> _TASK DETAILS_:
Each line in the entries below that holds the string "subtitle" is to be listed.

> _EXTRACTED ENTRIES_:
----

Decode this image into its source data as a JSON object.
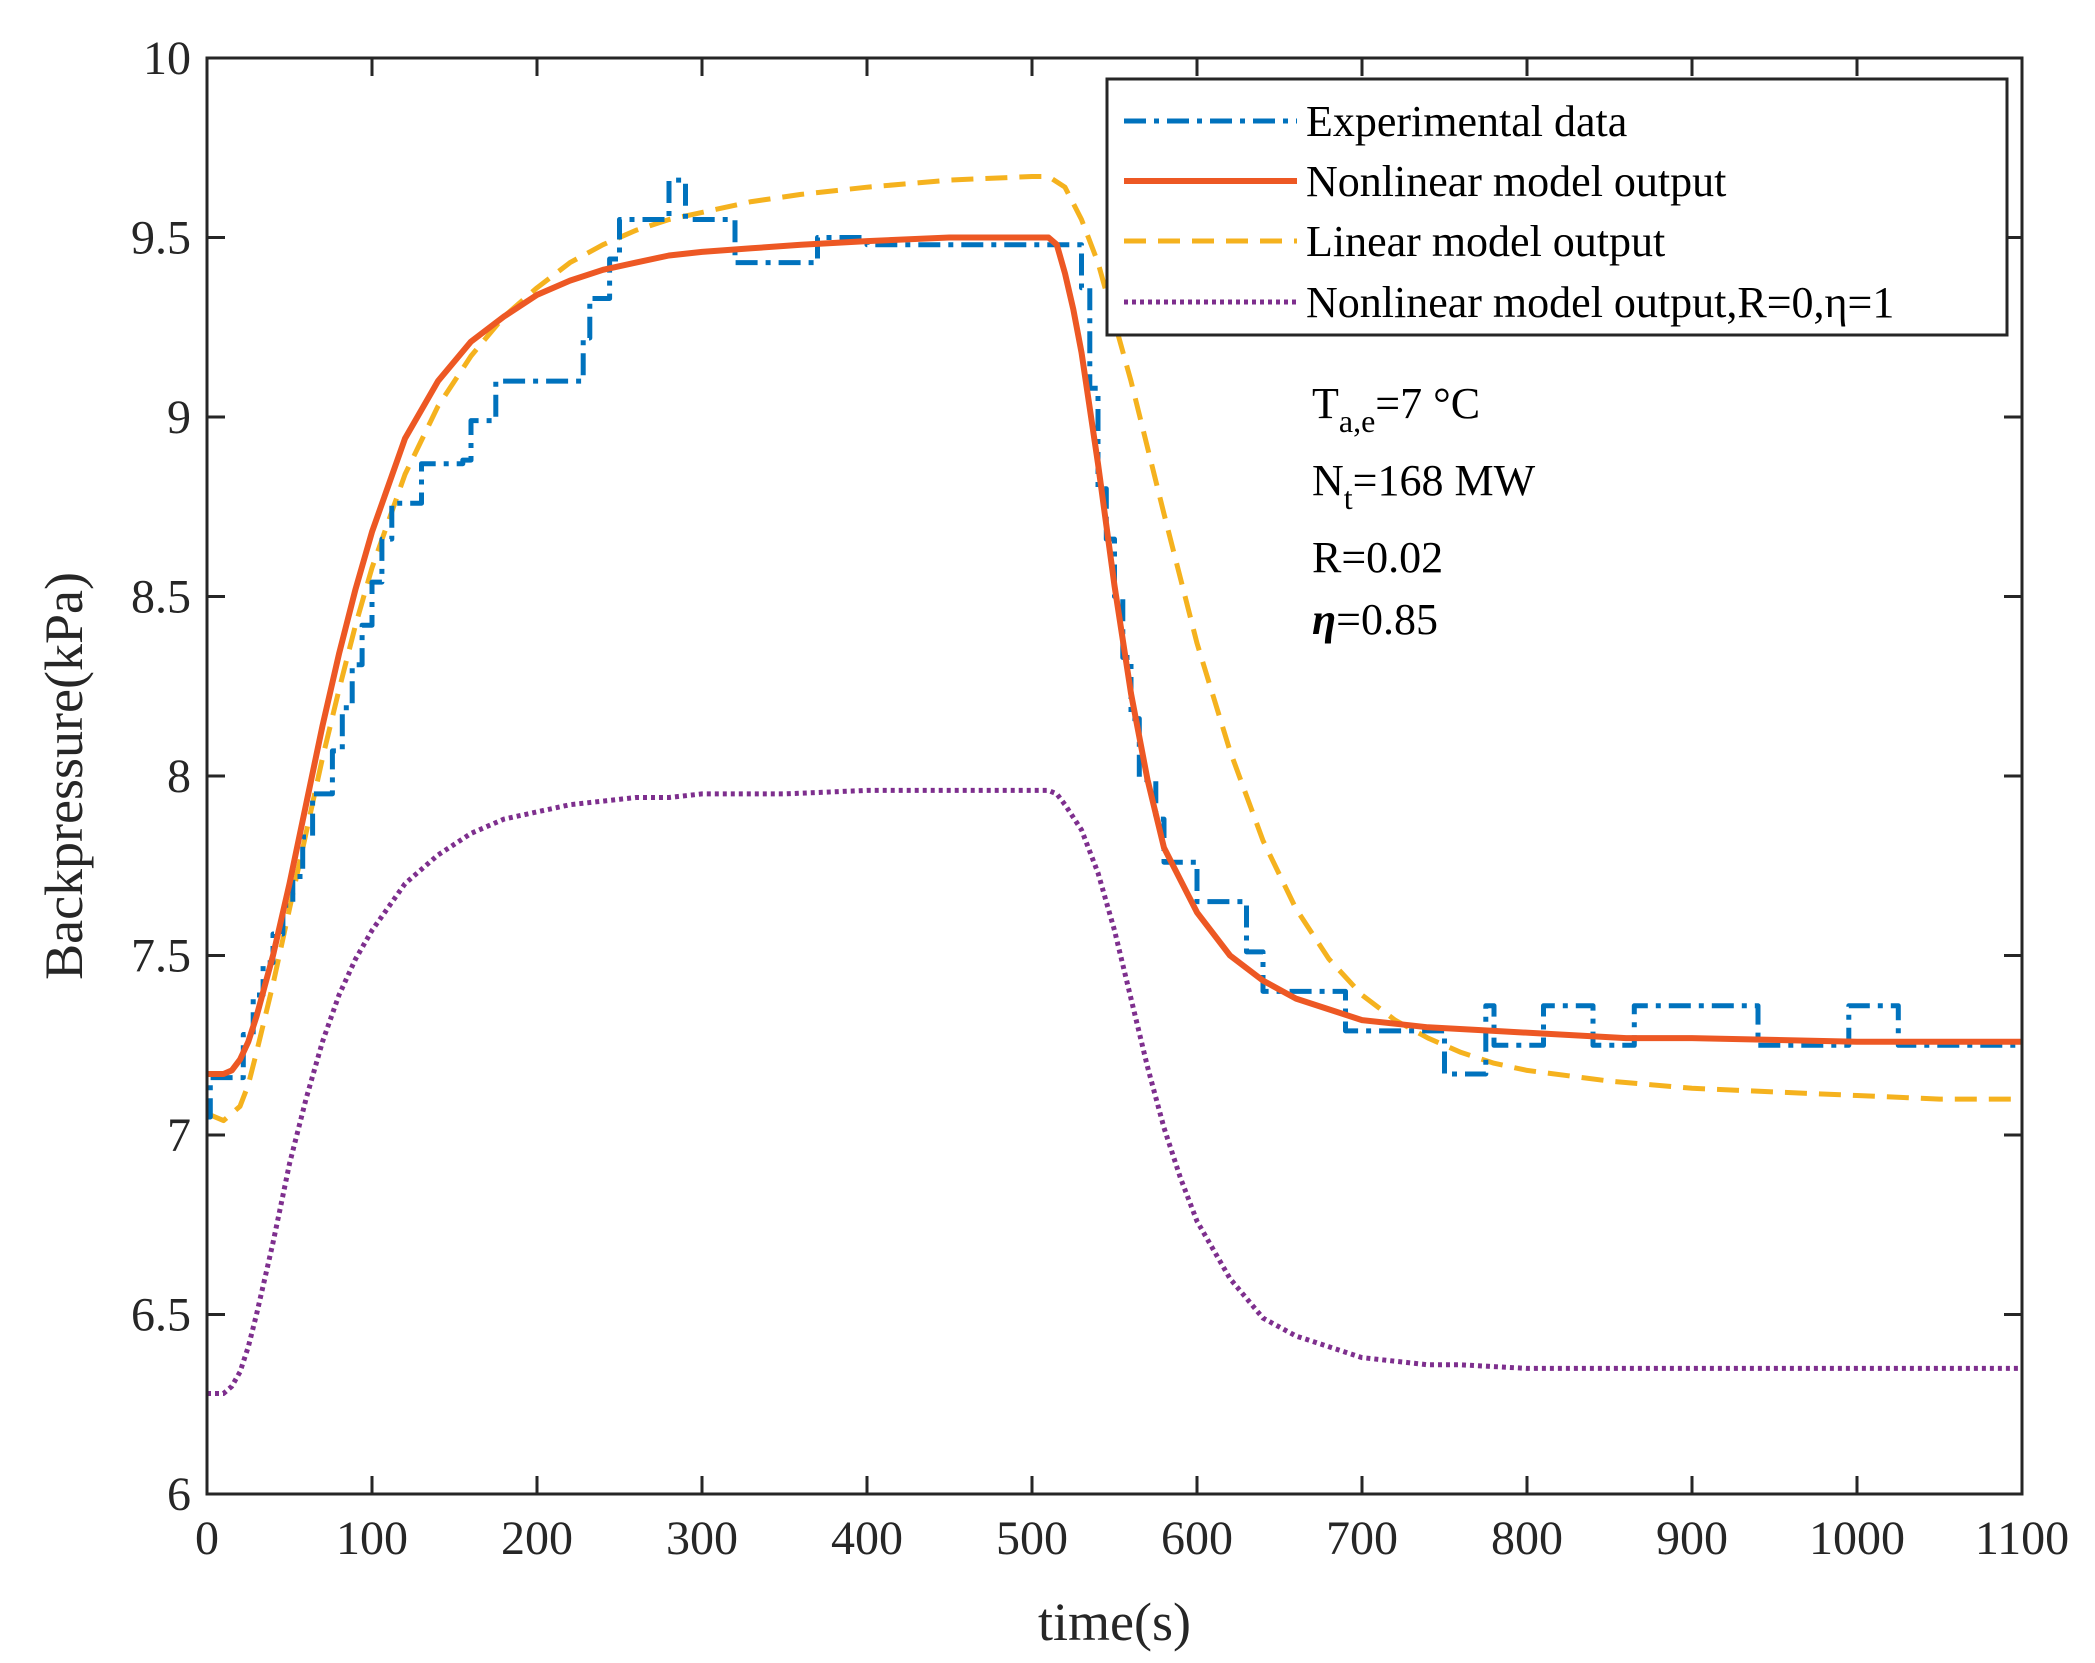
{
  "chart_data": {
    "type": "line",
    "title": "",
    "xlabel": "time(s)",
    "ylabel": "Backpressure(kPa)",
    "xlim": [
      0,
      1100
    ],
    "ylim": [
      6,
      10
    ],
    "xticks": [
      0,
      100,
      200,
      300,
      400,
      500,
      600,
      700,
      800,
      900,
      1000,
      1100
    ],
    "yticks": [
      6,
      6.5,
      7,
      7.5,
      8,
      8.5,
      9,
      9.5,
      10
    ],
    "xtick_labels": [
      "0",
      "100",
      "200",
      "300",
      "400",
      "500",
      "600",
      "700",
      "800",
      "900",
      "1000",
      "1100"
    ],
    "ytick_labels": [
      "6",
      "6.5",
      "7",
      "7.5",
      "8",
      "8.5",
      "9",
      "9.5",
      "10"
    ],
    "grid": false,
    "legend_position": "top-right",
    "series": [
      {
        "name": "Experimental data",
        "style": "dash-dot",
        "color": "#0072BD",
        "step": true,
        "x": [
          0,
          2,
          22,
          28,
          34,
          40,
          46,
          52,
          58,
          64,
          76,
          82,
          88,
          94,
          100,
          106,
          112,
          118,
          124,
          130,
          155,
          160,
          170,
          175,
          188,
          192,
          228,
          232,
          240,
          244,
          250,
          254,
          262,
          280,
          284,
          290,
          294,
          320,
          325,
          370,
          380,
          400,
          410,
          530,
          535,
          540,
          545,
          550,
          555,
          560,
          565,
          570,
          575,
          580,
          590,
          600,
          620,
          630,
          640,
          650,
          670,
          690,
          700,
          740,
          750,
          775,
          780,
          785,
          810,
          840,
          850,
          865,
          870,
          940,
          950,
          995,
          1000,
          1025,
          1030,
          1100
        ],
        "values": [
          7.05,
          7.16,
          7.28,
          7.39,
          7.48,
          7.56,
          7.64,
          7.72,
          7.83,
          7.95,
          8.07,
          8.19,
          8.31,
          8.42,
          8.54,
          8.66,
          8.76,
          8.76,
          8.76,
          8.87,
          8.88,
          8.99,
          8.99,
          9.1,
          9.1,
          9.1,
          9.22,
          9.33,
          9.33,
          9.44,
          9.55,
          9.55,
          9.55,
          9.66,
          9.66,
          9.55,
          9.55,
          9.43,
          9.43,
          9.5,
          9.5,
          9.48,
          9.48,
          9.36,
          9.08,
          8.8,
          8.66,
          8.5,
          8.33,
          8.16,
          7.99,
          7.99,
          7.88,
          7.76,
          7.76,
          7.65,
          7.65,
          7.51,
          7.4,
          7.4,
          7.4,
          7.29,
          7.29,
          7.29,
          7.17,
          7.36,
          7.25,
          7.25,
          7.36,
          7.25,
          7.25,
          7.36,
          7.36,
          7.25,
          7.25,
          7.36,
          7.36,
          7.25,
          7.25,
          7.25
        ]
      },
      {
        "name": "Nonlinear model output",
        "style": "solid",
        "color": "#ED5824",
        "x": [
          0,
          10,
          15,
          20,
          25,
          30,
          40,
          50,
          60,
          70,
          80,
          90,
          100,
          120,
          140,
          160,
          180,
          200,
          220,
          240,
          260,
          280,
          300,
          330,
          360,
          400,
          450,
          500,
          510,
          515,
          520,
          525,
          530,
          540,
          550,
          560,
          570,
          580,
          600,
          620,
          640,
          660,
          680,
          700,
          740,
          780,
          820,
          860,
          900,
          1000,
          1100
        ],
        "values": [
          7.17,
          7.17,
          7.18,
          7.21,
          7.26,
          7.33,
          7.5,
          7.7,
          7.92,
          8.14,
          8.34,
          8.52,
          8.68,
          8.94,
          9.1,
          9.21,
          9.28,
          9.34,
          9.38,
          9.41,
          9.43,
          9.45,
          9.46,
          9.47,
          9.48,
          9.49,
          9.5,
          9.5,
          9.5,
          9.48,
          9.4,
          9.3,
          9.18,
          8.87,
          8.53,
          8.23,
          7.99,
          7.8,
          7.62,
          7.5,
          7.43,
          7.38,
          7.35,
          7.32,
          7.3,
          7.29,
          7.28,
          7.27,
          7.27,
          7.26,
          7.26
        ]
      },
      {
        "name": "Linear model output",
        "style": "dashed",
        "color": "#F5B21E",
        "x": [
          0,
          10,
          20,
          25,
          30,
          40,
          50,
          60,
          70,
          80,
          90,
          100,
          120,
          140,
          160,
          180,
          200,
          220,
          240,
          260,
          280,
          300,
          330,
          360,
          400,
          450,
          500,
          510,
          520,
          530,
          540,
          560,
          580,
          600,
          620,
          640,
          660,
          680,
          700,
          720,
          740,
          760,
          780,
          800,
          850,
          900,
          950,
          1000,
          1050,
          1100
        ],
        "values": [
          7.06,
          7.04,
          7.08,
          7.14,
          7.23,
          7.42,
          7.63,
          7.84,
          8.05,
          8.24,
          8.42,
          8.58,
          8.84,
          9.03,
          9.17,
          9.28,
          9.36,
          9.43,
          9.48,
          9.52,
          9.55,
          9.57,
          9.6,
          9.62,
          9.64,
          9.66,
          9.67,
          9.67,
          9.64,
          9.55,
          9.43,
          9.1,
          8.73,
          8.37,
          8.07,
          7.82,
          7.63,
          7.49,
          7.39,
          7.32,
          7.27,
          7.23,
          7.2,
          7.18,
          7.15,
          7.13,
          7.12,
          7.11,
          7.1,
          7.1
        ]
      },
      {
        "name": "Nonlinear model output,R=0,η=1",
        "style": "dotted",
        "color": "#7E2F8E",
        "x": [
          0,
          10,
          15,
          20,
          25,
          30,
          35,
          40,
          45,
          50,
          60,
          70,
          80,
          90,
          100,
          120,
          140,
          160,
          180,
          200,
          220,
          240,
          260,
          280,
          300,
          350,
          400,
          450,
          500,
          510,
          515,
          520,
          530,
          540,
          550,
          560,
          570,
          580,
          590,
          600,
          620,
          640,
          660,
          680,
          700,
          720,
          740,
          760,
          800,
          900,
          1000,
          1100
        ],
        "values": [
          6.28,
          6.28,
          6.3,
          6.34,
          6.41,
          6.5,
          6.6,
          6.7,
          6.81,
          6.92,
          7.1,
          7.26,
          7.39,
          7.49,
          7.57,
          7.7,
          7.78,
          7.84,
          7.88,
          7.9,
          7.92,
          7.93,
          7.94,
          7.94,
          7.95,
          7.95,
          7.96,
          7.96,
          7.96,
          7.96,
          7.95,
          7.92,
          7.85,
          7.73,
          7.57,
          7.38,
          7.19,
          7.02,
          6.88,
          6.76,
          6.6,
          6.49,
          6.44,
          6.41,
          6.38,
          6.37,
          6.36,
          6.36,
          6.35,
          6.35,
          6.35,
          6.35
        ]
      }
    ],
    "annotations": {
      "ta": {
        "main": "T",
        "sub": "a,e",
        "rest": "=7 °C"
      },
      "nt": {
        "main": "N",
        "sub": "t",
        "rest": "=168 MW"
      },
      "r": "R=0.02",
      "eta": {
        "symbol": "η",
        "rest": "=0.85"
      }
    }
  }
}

----

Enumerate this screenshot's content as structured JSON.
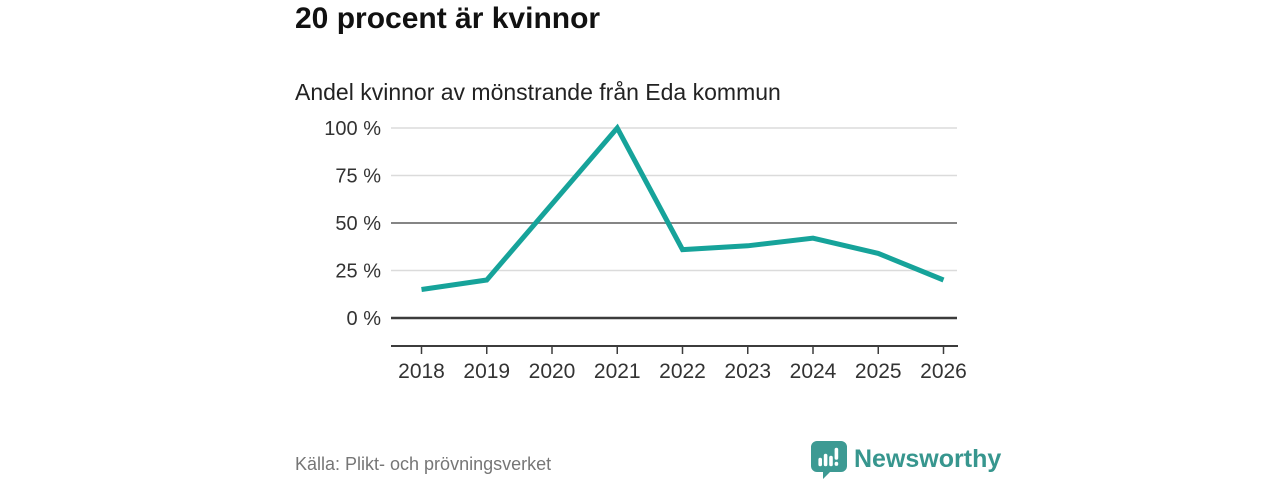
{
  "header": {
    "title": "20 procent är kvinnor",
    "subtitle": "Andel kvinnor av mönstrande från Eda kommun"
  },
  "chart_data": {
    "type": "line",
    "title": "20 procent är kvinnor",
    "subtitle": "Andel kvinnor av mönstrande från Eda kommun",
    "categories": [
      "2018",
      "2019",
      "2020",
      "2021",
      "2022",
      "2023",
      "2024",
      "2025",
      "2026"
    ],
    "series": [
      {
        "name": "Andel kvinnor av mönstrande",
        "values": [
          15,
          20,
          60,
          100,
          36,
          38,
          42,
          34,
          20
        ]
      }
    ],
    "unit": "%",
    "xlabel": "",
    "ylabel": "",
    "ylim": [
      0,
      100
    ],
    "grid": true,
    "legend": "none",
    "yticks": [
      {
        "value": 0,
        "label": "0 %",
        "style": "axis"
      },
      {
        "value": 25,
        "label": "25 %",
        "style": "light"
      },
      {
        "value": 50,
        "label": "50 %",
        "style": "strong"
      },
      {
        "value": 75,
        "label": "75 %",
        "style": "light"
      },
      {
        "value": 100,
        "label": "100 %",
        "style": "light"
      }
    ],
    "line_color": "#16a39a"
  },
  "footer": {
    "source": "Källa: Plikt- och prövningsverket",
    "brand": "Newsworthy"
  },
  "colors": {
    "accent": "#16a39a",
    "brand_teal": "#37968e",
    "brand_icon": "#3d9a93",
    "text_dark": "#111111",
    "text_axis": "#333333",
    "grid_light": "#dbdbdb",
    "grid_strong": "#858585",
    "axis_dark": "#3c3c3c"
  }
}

----

> _WRITTEN ANSWER_:
    "subtitle": "Andel kvinnor av mönstrande från Eda kommun"
    "subtitle": "Andel kvinnor av mönstrande från Eda kommun",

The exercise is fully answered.